REQUEST:
Retype the data below without altering anything.

DATASET EXCERPTS:
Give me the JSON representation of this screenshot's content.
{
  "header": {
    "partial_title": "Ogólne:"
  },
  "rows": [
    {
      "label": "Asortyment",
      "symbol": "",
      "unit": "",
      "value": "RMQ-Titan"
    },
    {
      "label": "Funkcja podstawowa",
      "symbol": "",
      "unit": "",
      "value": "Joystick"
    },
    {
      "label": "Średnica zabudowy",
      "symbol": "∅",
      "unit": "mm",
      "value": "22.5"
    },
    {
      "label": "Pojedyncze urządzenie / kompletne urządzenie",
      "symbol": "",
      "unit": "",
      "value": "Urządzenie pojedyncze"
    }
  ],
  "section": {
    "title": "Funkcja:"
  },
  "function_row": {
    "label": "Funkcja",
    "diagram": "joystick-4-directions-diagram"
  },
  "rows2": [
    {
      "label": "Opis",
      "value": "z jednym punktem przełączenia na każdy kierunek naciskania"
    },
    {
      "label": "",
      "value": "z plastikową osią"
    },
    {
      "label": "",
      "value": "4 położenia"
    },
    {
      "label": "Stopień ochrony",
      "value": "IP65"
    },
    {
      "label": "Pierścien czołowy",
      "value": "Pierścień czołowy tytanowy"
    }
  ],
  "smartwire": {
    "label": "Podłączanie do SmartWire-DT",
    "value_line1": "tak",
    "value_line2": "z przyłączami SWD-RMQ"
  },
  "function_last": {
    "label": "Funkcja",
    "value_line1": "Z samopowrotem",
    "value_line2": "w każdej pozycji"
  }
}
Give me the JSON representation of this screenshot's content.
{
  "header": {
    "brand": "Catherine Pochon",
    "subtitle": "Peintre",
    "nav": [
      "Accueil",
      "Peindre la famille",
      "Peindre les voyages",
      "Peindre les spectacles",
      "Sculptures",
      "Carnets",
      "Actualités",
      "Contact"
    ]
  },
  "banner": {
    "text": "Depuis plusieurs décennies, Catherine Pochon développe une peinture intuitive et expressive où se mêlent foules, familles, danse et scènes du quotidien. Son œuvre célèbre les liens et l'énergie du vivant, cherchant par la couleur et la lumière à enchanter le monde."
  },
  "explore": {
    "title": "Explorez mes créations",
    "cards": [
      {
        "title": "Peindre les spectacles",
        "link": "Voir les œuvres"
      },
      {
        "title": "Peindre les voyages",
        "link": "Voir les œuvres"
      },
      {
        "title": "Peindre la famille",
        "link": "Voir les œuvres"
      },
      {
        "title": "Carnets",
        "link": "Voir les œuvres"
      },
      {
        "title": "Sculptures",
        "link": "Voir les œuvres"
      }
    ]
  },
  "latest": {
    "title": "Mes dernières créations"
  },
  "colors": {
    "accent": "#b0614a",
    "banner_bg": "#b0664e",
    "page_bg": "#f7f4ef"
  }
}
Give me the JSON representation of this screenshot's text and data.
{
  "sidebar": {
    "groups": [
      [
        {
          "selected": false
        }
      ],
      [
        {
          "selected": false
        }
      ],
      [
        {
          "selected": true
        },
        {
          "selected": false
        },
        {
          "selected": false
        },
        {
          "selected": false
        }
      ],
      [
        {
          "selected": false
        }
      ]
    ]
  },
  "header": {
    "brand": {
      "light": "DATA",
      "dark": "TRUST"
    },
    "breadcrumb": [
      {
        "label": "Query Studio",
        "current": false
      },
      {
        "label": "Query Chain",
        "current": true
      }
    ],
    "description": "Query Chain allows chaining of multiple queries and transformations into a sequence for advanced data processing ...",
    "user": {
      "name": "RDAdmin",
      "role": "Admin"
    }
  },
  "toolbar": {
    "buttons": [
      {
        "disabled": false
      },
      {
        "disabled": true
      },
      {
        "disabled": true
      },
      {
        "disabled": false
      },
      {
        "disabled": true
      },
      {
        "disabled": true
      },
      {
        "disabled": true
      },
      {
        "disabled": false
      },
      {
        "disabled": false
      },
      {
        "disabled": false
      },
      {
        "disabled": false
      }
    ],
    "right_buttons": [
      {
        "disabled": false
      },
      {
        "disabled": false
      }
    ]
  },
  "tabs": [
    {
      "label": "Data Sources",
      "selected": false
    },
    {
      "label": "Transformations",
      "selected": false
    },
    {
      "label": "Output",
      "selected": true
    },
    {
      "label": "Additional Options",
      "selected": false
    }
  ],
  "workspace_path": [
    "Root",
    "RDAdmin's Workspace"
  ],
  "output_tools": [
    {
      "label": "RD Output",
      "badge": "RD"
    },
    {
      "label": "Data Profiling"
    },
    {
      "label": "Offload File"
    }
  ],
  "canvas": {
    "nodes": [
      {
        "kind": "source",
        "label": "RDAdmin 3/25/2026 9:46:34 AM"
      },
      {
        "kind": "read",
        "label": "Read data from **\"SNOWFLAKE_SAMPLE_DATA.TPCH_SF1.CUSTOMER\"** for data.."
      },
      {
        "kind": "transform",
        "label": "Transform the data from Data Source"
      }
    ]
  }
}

EXERCISE RESULT:
Give me the JSON representation of this screenshot's content.
{
  "header": {
    "partial_title": "Ogólne:"
  },
  "rows": [
    {
      "label": "Asortyment",
      "symbol": "",
      "unit": "",
      "value": "RMQ-Titan"
    },
    {
      "label": "Funkcja podstawowa",
      "symbol": "",
      "unit": "",
      "value": "Joystick"
    },
    {
      "label": "Średnica zabudowy",
      "symbol": "∅",
      "unit": "mm",
      "value": "22.5"
    },
    {
      "label": "Pojedyncze urządzenie / kompletne urządzenie",
      "symbol": "",
      "unit": "",
      "value": "Urządzenie pojedyncze"
    }
  ],
  "section": {
    "title": "Funkcja:"
  },
  "function_row": {
    "label": "Funkcja",
    "diagram": "joystick-4-directions-diagram"
  },
  "rows2": [
    {
      "label": "Opis",
      "value": "z jednym punktem przełączenia na każdy kierunek naciskania"
    },
    {
      "label": "",
      "value": "z plastikową osią"
    },
    {
      "label": "",
      "value": "4 położenia"
    },
    {
      "label": "Stopień ochrony",
      "value": "IP65"
    },
    {
      "label": "Pierścien czołowy",
      "value": "Pierścień czołowy tytanowy"
    }
  ],
  "smartwire": {
    "label": "Podłączanie do SmartWire-DT",
    "value_line1": "tak",
    "value_line2": "z przyłączami SWD-RMQ"
  },
  "function_last": {
    "label": "Funkcja",
    "value_line1": "Z samopowrotem",
    "value_line2": "w każdej pozycji"
  }
}
Give me the JSON representation of this screenshot's content.
{
  "header": {
    "brand": "Catherine Pochon",
    "subtitle": "Peintre",
    "nav": [
      "Accueil",
      "Peindre la famille",
      "Peindre les voyages",
      "Peindre les spectacles",
      "Sculptures",
      "Carnets",
      "Actualités",
      "Contact"
    ]
  },
  "banner": {
    "text": "Depuis plusieurs décennies, Catherine Pochon développe une peinture intuitive et expressive où se mêlent foules, familles, danse et scènes du quotidien. Son œuvre célèbre les liens et l'énergie du vivant, cherchant par la couleur et la lumière à enchanter le monde."
  },
  "explore": {
    "title": "Explorez mes créations",
    "cards": [
      {
        "title": "Peindre les spectacles",
        "link": "Voir les œuvres"
      },
      {
        "title": "Peindre les voyages",
        "link": "Voir les œuvres"
      },
      {
        "title": "Peindre la famille",
        "link": "Voir les œuvres"
      },
      {
        "title": "Carnets",
        "link": "Voir les œuvres"
      },
      {
        "title": "Sculptures",
        "link": "Voir les œuvres"
      }
    ]
  },
  "latest": {
    "title": "Mes dernières créations"
  },
  "colors": {
    "accent": "#b0614a",
    "banner_bg": "#b0664e",
    "page_bg": "#f7f4ef"
  }
}
Give me the JSON representation of this screenshot's text and data.
{
  "sidebar": {
    "groups": [
      [
        {
          "selected": false
        }
      ],
      [
        {
          "selected": false
        }
      ],
      [
        {
          "selected": true
        },
        {
          "selected": false
        },
        {
          "selected": false
        },
        {
          "selected": false
        }
      ],
      [
        {
          "selected": false
        }
      ]
    ]
  },
  "header": {
    "brand": {
      "light": "DATA",
      "dark": "TRUST"
    },
    "breadcrumb": [
      {
        "label": "Query Studio",
        "current": false
      },
      {
        "label": "Query Chain",
        "current": true
      }
    ],
    "description": "Query Chain allows chaining of multiple queries and transformations into a sequence for advanced data processing ...",
    "user": {
      "name": "RDAdmin",
      "role": "Admin"
    }
  },
  "toolbar": {
    "buttons": [
      {
        "disabled": false
      },
      {
        "disabled": true
      },
      {
        "disabled": true
      },
      {
        "disabled": false
      },
      {
        "disabled": true
      },
      {
        "disabled": true
      },
      {
        "disabled": true
      },
      {
        "disabled": false
      },
      {
        "disabled": false
      },
      {
        "disabled": false
      },
      {
        "disabled": false
      }
    ],
    "right_buttons": [
      {
        "disabled": false
      },
      {
        "disabled": false
      }
    ]
  },
  "tabs": [
    {
      "label": "Data Sources",
      "selected": false
    },
    {
      "label": "Transformations",
      "selected": false
    },
    {
      "label": "Output",
      "selected": true
    },
    {
      "label": "Additional Options",
      "selected": false
    }
  ],
  "workspace_path": [
    "Root",
    "RDAdmin's Workspace"
  ],
  "output_tools": [
    {
      "label": "RD Output",
      "badge": "RD"
    },
    {
      "label": "Data Profiling"
    },
    {
      "label": "Offload File"
    }
  ],
  "canvas": {
    "nodes": [
      {
        "kind": "source",
        "label": "RDAdmin 3/25/2026 9:46:34 AM"
      },
      {
        "kind": "read",
        "label": "Read data from **\"SNOWFLAKE_SAMPLE_DATA.TPCH_SF1.CUSTOMER\"** for data.."
      },
      {
        "kind": "transform",
        "label": "Transform the data from Data Source"
      }
    ]
  }
}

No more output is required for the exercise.